- **INSTRUCTION**
Extract every line where the string "Syah" appears.

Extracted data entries

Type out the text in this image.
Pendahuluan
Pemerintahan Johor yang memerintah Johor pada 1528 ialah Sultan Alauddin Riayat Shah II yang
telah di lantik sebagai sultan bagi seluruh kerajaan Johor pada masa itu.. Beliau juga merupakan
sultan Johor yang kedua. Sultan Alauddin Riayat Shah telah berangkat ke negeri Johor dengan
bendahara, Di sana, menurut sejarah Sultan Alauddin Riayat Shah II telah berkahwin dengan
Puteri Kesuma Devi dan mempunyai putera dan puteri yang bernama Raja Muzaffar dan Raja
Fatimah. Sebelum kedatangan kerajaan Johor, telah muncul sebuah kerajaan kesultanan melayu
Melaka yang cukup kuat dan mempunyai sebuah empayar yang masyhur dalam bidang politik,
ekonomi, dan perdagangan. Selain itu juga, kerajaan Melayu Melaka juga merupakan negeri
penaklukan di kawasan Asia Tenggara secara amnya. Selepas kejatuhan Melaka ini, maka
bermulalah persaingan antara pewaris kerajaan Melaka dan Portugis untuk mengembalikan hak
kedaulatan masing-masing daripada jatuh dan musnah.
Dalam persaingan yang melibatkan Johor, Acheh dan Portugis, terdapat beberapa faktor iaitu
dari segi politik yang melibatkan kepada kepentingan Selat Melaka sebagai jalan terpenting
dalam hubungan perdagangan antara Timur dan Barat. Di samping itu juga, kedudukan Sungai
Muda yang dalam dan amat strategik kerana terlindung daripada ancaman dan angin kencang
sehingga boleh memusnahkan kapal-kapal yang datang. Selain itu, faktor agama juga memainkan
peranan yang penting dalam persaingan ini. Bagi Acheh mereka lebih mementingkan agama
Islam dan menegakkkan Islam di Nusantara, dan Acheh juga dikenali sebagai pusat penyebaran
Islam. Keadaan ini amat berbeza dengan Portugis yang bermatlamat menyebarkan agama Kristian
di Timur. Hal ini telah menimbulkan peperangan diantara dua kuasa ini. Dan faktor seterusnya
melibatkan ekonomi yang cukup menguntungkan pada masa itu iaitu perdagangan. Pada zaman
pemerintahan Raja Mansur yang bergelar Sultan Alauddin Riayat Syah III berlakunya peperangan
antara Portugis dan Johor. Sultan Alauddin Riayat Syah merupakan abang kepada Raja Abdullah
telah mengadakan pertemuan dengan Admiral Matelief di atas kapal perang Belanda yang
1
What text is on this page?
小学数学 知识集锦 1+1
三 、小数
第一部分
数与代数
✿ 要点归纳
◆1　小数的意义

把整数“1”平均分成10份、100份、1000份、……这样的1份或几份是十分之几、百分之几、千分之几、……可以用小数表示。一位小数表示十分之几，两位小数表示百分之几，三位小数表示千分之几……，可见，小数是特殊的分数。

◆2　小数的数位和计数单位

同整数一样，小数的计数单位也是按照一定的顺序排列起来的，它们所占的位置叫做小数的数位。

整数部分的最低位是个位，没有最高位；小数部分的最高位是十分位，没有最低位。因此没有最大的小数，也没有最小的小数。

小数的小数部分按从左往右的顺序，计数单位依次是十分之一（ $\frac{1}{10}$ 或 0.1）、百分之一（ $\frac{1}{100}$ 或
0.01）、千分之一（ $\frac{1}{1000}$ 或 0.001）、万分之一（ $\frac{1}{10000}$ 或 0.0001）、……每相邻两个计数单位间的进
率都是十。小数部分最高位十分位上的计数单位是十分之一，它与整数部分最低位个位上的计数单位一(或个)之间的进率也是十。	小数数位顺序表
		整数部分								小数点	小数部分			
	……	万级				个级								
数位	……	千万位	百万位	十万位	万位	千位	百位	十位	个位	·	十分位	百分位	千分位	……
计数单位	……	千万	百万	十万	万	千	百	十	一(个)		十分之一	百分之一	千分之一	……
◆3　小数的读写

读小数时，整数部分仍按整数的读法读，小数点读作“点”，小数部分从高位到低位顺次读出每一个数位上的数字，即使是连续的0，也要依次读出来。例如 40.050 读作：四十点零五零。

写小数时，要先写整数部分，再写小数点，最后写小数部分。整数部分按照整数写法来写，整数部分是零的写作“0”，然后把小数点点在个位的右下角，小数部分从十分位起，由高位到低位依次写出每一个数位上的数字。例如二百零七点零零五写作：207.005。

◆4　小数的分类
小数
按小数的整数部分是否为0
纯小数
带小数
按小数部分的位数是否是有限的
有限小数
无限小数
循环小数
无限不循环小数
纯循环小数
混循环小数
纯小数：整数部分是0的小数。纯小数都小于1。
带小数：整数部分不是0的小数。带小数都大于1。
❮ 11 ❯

- **FINISHED EXERCISE**
pemerintahan Raja Mansur yang bergelar Sultan Alauddin Riayat Syah III berlakunya peperangan
antara Portugis dan Johor. Sultan Alauddin Riayat Syah merupakan abang kepada Raja Abdullah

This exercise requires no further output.